Rewrite the items from the line with "requirements-heading (143, 426, 803, 451)" to the line with "requirement-item-2 (143, 476, 803, 501)", both included, so that every "supplement" becomes "addendum" and nothing else changes. Return only those lines.

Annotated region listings
--
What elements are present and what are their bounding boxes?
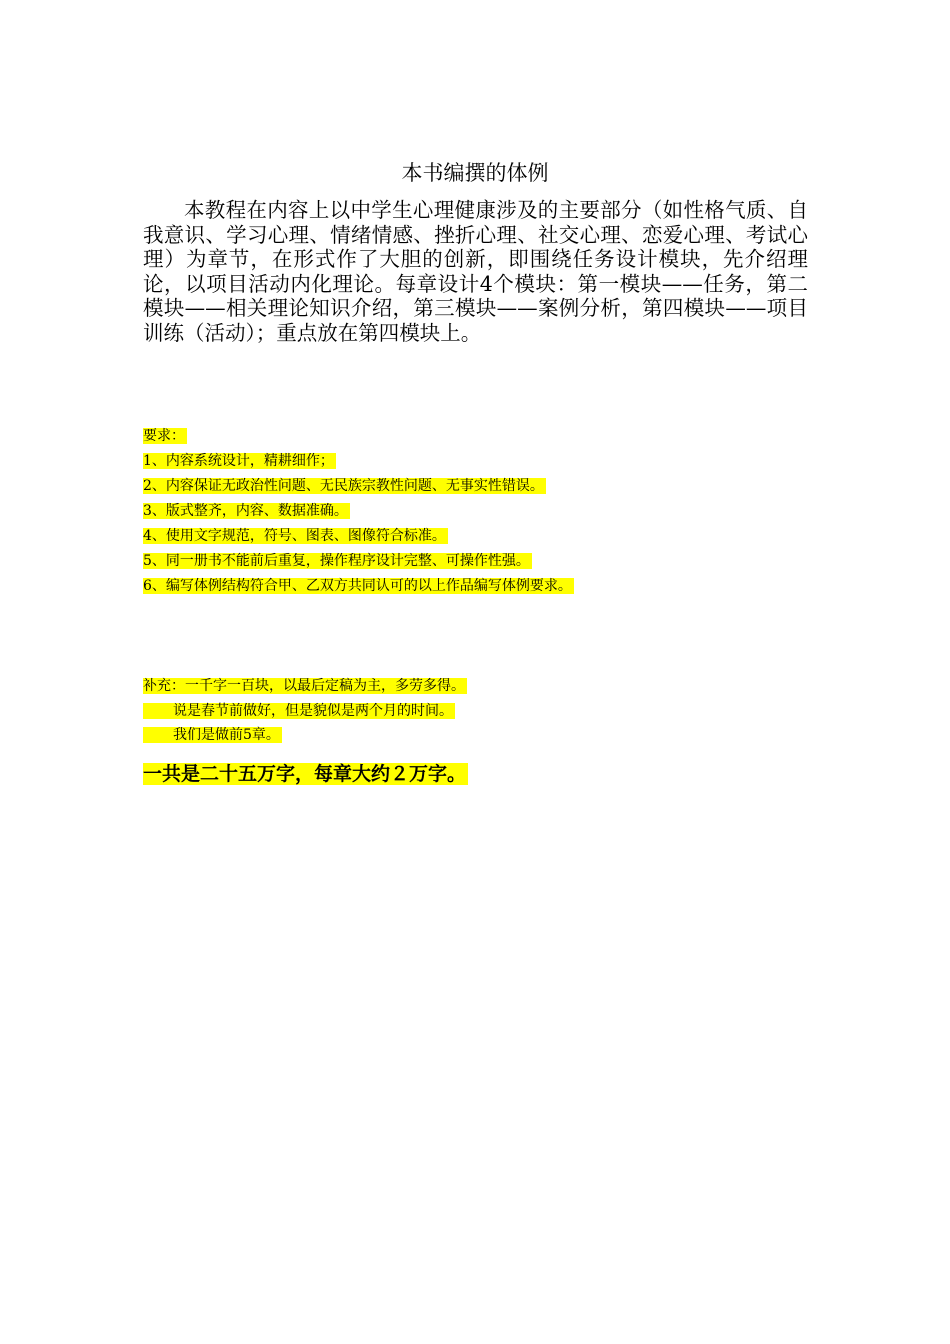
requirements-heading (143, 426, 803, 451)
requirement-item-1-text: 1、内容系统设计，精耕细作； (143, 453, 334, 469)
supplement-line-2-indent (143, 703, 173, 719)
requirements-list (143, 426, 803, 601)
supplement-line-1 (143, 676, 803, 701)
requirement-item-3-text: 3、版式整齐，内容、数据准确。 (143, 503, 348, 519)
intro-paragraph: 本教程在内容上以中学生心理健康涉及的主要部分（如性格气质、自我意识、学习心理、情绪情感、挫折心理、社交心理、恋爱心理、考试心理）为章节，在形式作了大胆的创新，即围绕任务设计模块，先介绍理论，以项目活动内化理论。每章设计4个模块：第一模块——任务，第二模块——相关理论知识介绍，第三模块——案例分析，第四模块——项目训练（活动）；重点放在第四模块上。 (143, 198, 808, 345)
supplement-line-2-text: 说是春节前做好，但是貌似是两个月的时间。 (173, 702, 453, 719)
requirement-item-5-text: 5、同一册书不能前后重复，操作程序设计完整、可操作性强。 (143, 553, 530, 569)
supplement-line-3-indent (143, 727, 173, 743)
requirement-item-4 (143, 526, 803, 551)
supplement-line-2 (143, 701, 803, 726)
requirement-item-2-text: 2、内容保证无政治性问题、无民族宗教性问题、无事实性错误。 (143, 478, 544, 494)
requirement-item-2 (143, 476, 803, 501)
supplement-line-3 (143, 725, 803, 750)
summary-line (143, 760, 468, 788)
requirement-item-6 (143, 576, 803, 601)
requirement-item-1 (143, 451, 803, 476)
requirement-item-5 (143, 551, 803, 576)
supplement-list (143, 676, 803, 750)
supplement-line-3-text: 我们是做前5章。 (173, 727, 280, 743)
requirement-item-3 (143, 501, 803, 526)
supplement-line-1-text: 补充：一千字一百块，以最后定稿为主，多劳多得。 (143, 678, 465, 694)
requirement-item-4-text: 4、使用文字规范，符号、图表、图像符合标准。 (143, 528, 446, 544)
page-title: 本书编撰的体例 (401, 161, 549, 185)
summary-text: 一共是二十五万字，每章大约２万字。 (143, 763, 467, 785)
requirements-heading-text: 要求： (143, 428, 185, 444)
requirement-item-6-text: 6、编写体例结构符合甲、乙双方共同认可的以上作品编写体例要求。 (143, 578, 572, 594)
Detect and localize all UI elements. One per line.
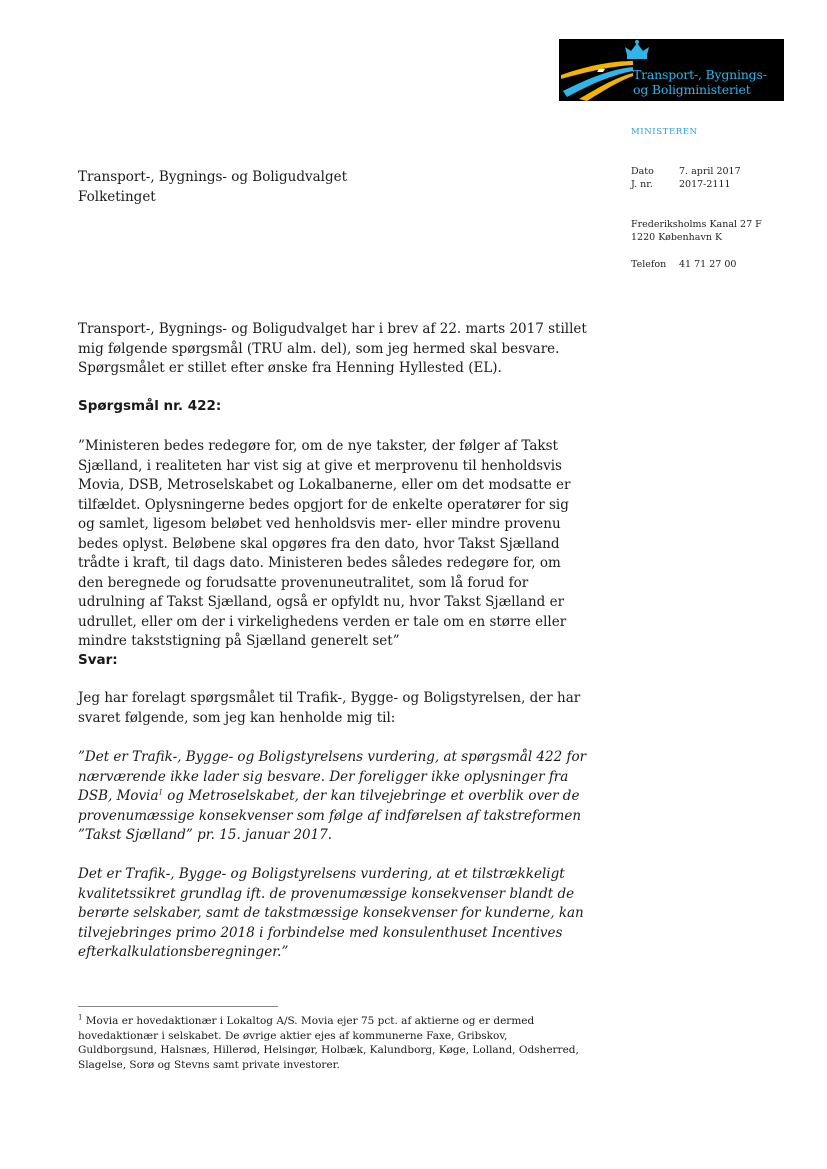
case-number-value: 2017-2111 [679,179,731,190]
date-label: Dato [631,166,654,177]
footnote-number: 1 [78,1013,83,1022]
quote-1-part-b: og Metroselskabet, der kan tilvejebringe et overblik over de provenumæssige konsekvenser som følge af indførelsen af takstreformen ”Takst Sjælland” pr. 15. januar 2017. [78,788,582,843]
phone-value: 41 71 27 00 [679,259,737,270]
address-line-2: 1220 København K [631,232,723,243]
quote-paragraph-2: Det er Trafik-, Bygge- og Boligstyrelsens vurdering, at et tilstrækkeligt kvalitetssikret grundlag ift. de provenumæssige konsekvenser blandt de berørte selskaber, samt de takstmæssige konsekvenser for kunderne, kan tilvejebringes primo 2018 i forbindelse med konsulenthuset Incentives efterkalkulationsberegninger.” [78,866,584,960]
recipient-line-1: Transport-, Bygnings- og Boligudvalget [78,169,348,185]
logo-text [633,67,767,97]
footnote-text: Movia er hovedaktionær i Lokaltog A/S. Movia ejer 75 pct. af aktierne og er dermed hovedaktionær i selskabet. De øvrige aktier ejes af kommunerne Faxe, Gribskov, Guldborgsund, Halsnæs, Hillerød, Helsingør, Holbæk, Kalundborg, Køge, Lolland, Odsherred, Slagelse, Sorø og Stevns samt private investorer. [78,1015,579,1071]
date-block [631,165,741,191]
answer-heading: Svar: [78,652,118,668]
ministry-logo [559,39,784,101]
--
Finished answer »
requirements-heading (143, 426, 803, 451)
requirement-item-1-text: 1、内容系统设计，精耕细作； (143, 453, 334, 469)
addendum-line-2-indent (143, 703, 173, 719)
requirements-list (143, 426, 803, 601)
addendum-line-1 (143, 676, 803, 701)
requirement-item-3-text: 3、版式整齐，内容、数据准确。 (143, 503, 348, 519)
intro-paragraph: 本教程在内容上以中学生心理健康涉及的主要部分（如性格气质、自我意识、学习心理、情绪情感、挫折心理、社交心理、恋爱心理、考试心理）为章节，在形式作了大胆的创新，即围绕任务设计模块，先介绍理论，以项目活动内化理论。每章设计4个模块：第一模块——任务，第二模块——相关理论知识介绍，第三模块——案例分析，第四模块——项目训练（活动）；重点放在第四模块上。 (143, 198, 808, 345)
addendum-line-2-text: 说是春节前做好，但是貌似是两个月的时间。 (173, 702, 453, 719)
requirement-item-5-text: 5、同一册书不能前后重复，操作程序设计完整、可操作性强。 (143, 553, 530, 569)
addendum-line-3-indent (143, 727, 173, 743)
requirement-item-4 (143, 526, 803, 551)
addendum-line-2 (143, 701, 803, 726)
requirement-item-2-text: 2、内容保证无政治性问题、无民族宗教性问题、无事实性错误。 (143, 478, 544, 494)
requirement-item-2 (143, 476, 803, 501)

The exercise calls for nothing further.